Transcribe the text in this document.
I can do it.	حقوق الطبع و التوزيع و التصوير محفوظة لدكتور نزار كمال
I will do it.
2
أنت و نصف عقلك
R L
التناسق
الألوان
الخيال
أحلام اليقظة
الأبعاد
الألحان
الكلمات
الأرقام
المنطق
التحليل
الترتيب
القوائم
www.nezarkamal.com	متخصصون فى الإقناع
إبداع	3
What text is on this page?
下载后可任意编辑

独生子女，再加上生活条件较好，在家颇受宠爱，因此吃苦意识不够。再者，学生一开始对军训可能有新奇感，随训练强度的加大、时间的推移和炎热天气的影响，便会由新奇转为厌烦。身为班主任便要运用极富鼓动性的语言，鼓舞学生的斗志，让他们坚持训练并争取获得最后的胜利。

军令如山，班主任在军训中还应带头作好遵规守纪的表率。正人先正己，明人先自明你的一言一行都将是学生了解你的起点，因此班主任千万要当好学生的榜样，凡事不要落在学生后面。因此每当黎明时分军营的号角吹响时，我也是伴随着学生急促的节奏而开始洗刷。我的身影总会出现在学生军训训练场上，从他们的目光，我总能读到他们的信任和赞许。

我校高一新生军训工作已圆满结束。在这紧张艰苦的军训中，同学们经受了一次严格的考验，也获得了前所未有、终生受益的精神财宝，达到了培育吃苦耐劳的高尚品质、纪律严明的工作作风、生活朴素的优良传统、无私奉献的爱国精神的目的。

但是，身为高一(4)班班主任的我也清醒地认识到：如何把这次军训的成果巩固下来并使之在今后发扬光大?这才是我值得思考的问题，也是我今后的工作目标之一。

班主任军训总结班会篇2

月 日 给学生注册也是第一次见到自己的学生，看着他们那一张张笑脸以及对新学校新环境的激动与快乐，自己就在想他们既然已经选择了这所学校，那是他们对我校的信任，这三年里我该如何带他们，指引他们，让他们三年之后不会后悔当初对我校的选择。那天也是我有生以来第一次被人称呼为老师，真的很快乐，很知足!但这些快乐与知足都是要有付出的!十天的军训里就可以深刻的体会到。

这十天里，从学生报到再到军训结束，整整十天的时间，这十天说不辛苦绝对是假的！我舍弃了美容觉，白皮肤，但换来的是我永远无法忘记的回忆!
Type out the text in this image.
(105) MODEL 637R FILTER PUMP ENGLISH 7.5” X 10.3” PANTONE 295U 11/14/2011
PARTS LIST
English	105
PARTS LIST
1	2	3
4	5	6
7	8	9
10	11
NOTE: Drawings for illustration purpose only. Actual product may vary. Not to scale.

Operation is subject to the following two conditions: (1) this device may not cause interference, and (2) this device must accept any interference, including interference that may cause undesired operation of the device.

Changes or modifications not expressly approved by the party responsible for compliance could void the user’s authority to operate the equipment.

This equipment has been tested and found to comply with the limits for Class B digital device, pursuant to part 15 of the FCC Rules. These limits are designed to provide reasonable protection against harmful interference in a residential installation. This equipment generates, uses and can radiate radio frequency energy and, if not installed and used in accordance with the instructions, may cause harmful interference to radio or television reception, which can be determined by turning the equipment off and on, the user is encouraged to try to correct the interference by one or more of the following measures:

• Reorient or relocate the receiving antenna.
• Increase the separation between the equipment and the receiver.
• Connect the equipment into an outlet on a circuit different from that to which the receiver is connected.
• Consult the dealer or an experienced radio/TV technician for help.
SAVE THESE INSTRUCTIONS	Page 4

- Do this
Using the listing, collect all lines in which the string "that" is found.

- Task result
Operation is subject to the following two conditions: (1) this device may not cause interference, and (2) this device must accept any interference, including interference that may cause undesired operation of the device.
• Connect the equipment into an outlet on a circuit different from that to which the receiver is connected.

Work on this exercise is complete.